:: Records for the exercise

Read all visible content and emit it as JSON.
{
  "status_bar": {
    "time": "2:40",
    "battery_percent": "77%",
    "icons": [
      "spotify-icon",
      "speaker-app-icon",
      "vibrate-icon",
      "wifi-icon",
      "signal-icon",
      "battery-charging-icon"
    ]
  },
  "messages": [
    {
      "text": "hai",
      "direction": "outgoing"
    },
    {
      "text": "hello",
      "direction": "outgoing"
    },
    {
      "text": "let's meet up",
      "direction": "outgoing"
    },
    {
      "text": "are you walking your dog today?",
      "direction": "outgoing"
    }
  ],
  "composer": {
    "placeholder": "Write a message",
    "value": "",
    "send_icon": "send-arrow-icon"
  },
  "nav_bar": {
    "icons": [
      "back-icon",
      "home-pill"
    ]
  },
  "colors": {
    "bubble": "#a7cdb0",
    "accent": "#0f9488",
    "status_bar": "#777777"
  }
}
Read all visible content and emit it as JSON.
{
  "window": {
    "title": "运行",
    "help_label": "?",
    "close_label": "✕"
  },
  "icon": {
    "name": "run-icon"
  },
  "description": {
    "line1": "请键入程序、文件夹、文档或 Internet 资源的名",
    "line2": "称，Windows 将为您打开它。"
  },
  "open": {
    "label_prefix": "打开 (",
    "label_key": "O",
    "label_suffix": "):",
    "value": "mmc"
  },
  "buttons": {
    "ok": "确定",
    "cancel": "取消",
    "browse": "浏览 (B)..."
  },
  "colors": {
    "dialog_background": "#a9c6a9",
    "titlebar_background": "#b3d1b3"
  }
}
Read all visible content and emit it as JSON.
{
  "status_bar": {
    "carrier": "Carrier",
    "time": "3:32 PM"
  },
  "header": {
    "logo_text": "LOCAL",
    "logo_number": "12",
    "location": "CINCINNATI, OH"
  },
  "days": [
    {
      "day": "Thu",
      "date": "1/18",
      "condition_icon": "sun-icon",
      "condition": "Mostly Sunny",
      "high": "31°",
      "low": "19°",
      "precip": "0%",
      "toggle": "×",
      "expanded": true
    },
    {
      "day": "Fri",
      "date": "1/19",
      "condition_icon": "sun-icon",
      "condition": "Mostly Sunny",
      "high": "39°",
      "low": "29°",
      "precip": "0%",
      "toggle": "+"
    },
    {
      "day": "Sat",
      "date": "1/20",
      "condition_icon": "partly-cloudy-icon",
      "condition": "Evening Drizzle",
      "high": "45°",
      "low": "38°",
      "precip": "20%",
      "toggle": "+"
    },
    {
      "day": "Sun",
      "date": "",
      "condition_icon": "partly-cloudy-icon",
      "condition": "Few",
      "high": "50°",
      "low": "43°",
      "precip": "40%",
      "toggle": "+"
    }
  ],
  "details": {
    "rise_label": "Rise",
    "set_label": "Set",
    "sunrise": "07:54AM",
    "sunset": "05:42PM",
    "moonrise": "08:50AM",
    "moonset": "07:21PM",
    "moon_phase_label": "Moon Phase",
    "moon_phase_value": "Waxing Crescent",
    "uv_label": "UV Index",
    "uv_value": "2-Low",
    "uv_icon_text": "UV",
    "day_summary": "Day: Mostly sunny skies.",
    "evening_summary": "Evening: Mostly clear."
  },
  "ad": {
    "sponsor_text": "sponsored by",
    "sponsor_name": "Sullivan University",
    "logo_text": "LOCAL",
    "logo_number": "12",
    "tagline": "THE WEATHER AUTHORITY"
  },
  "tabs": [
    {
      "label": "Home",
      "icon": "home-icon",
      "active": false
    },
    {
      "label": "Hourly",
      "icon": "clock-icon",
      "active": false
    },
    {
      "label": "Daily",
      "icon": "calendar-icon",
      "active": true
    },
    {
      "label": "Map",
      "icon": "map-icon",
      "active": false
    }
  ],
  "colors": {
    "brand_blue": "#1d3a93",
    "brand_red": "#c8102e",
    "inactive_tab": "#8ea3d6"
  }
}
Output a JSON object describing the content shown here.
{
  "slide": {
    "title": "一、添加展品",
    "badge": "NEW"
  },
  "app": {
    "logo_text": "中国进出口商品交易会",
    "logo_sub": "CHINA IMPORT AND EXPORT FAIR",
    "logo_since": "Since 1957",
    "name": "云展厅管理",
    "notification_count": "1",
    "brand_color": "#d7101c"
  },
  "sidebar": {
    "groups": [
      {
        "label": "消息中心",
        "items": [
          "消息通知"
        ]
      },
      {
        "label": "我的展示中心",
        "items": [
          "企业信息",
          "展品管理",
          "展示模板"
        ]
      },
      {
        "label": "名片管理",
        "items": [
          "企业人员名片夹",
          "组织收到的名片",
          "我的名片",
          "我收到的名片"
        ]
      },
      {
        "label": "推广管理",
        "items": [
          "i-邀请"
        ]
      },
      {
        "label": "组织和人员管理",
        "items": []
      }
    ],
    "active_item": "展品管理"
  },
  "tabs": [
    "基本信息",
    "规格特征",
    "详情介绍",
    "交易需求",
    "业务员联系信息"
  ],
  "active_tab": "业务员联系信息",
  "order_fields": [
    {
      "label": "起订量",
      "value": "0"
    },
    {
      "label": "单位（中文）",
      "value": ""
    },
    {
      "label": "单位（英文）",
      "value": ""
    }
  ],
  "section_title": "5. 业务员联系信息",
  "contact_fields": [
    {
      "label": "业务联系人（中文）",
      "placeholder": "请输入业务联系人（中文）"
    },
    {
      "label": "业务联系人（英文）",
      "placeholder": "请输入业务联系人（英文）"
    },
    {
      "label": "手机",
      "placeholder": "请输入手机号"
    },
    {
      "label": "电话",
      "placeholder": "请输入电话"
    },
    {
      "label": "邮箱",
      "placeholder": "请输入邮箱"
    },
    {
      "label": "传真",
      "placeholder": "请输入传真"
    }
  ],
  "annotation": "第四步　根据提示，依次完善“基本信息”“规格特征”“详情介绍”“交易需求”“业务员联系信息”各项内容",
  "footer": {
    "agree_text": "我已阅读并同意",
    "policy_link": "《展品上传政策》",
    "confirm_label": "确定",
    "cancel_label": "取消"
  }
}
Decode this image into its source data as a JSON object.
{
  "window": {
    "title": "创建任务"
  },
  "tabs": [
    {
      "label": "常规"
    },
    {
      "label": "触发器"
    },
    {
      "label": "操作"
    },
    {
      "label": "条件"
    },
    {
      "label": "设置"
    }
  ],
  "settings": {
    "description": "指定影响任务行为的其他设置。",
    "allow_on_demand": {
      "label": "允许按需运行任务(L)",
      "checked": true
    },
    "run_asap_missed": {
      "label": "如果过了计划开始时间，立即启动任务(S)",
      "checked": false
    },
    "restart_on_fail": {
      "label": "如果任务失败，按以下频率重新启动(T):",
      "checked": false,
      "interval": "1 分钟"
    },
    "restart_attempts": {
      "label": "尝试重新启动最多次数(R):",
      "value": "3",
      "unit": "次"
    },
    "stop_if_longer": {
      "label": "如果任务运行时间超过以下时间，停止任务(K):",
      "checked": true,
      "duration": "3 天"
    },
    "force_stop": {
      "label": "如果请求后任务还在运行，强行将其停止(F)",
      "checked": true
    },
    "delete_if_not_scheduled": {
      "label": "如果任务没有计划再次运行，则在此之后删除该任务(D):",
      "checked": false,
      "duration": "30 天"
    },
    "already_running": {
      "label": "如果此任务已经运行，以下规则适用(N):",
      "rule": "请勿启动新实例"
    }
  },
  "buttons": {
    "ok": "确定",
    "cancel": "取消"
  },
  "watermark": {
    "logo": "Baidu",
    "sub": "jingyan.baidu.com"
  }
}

::::

Your instructions - Print every record exactly as it was given.

Result -
Read all visible content and emit it as JSON.
{
  "status_bar": {
    "time": "2:40",
    "battery_percent": "77%",
    "icons": [
      "spotify-icon",
      "speaker-app-icon",
      "vibrate-icon",
      "wifi-icon",
      "signal-icon",
      "battery-charging-icon"
    ]
  },
  "messages": [
    {
      "text": "hai",
      "direction": "outgoing"
    },
    {
      "text": "hello",
      "direction": "outgoing"
    },
    {
      "text": "let's meet up",
      "direction": "outgoing"
    },
    {
      "text": "are you walking your dog today?",
      "direction": "outgoing"
    }
  ],
  "composer": {
    "placeholder": "Write a message",
    "value": "",
    "send_icon": "send-arrow-icon"
  },
  "nav_bar": {
    "icons": [
      "back-icon",
      "home-pill"
    ]
  },
  "colors": {
    "bubble": "#a7cdb0",
    "accent": "#0f9488",
    "status_bar": "#777777"
  }
}
Read all visible content and emit it as JSON.
{
  "window": {
    "title": "运行",
    "help_label": "?",
    "close_label": "✕"
  },
  "icon": {
    "name": "run-icon"
  },
  "description": {
    "line1": "请键入程序、文件夹、文档或 Internet 资源的名",
    "line2": "称，Windows 将为您打开它。"
  },
  "open": {
    "label_prefix": "打开 (",
    "label_key": "O",
    "label_suffix": "):",
    "value": "mmc"
  },
  "buttons": {
    "ok": "确定",
    "cancel": "取消",
    "browse": "浏览 (B)..."
  },
  "colors": {
    "dialog_background": "#a9c6a9",
    "titlebar_background": "#b3d1b3"
  }
}
Read all visible content and emit it as JSON.
{
  "status_bar": {
    "carrier": "Carrier",
    "time": "3:32 PM"
  },
  "header": {
    "logo_text": "LOCAL",
    "logo_number": "12",
    "location": "CINCINNATI, OH"
  },
  "days": [
    {
      "day": "Thu",
      "date": "1/18",
      "condition_icon": "sun-icon",
      "condition": "Mostly Sunny",
      "high": "31°",
      "low": "19°",
      "precip": "0%",
      "toggle": "×",
      "expanded": true
    },
    {
      "day": "Fri",
      "date": "1/19",
      "condition_icon": "sun-icon",
      "condition": "Mostly Sunny",
      "high": "39°",
      "low": "29°",
      "precip": "0%",
      "toggle": "+"
    },
    {
      "day": "Sat",
      "date": "1/20",
      "condition_icon": "partly-cloudy-icon",
      "condition": "Evening Drizzle",
      "high": "45°",
      "low": "38°",
      "precip": "20%",
      "toggle": "+"
    },
    {
      "day": "Sun",
      "date": "",
      "condition_icon": "partly-cloudy-icon",
      "condition": "Few",
      "high": "50°",
      "low": "43°",
      "precip": "40%",
      "toggle": "+"
    }
  ],
  "details": {
    "rise_label": "Rise",
    "set_label": "Set",
    "sunrise": "07:54AM",
    "sunset": "05:42PM",
    "moonrise": "08:50AM",
    "moonset": "07:21PM",
    "moon_phase_label": "Moon Phase",
    "moon_phase_value": "Waxing Crescent",
    "uv_label": "UV Index",
    "uv_value": "2-Low",
    "uv_icon_text": "UV",
    "day_summary": "Day: Mostly sunny skies.",
    "evening_summary": "Evening: Mostly clear."
  },
  "ad": {
    "sponsor_text": "sponsored by",
    "sponsor_name": "Sullivan University",
    "logo_text": "LOCAL",
    "logo_number": "12",
    "tagline": "THE WEATHER AUTHORITY"
  },
  "tabs": [
    {
      "label": "Home",
      "icon": "home-icon",
      "active": false
    },
    {
      "label": "Hourly",
      "icon": "clock-icon",
      "active": false
    },
    {
      "label": "Daily",
      "icon": "calendar-icon",
      "active": true
    },
    {
      "label": "Map",
      "icon": "map-icon",
      "active": false
    }
  ],
  "colors": {
    "brand_blue": "#1d3a93",
    "brand_red": "#c8102e",
    "inactive_tab": "#8ea3d6"
  }
}
Output a JSON object describing the content shown here.
{
  "slide": {
    "title": "一、添加展品",
    "badge": "NEW"
  },
  "app": {
    "logo_text": "中国进出口商品交易会",
    "logo_sub": "CHINA IMPORT AND EXPORT FAIR",
    "logo_since": "Since 1957",
    "name": "云展厅管理",
    "notification_count": "1",
    "brand_color": "#d7101c"
  },
  "sidebar": {
    "groups": [
      {
        "label": "消息中心",
        "items": [
          "消息通知"
        ]
      },
      {
        "label": "我的展示中心",
        "items": [
          "企业信息",
          "展品管理",
          "展示模板"
        ]
      },
      {
        "label": "名片管理",
        "items": [
          "企业人员名片夹",
          "组织收到的名片",
          "我的名片",
          "我收到的名片"
        ]
      },
      {
        "label": "推广管理",
        "items": [
          "i-邀请"
        ]
      },
      {
        "label": "组织和人员管理",
        "items": []
      }
    ],
    "active_item": "展品管理"
  },
  "tabs": [
    "基本信息",
    "规格特征",
    "详情介绍",
    "交易需求",
    "业务员联系信息"
  ],
  "active_tab": "业务员联系信息",
  "order_fields": [
    {
      "label": "起订量",
      "value": "0"
    },
    {
      "label": "单位（中文）",
      "value": ""
    },
    {
      "label": "单位（英文）",
      "value": ""
    }
  ],
  "section_title": "5. 业务员联系信息",
  "contact_fields": [
    {
      "label": "业务联系人（中文）",
      "placeholder": "请输入业务联系人（中文）"
    },
    {
      "label": "业务联系人（英文）",
      "placeholder": "请输入业务联系人（英文）"
    },
    {
      "label": "手机",
      "placeholder": "请输入手机号"
    },
    {
      "label": "电话",
      "placeholder": "请输入电话"
    },
    {
      "label": "邮箱",
      "placeholder": "请输入邮箱"
    },
    {
      "label": "传真",
      "placeholder": "请输入传真"
    }
  ],
  "annotation": "第四步　根据提示，依次完善“基本信息”“规格特征”“详情介绍”“交易需求”“业务员联系信息”各项内容",
  "footer": {
    "agree_text": "我已阅读并同意",
    "policy_link": "《展品上传政策》",
    "confirm_label": "确定",
    "cancel_label": "取消"
  }
}
Decode this image into its source data as a JSON object.
{
  "window": {
    "title": "创建任务"
  },
  "tabs": [
    {
      "label": "常规"
    },
    {
      "label": "触发器"
    },
    {
      "label": "操作"
    },
    {
      "label": "条件"
    },
    {
      "label": "设置"
    }
  ],
  "settings": {
    "description": "指定影响任务行为的其他设置。",
    "allow_on_demand": {
      "label": "允许按需运行任务(L)",
      "checked": true
    },
    "run_asap_missed": {
      "label": "如果过了计划开始时间，立即启动任务(S)",
      "checked": false
    },
    "restart_on_fail": {
      "label": "如果任务失败，按以下频率重新启动(T):",
      "checked": false,
      "interval": "1 分钟"
    },
    "restart_attempts": {
      "label": "尝试重新启动最多次数(R):",
      "value": "3",
      "unit": "次"
    },
    "stop_if_longer": {
      "label": "如果任务运行时间超过以下时间，停止任务(K):",
      "checked": true,
      "duration": "3 天"
    },
    "force_stop": {
      "label": "如果请求后任务还在运行，强行将其停止(F)",
      "checked": true
    },
    "delete_if_not_scheduled": {
      "label": "如果任务没有计划再次运行，则在此之后删除该任务(D):",
      "checked": false,
      "duration": "30 天"
    },
    "already_running": {
      "label": "如果此任务已经运行，以下规则适用(N):",
      "rule": "请勿启动新实例"
    }
  },
  "buttons": {
    "ok": "确定",
    "cancel": "取消"
  },
  "watermark": {
    "logo": "Baidu",
    "sub": "jingyan.baidu.com"
  }
}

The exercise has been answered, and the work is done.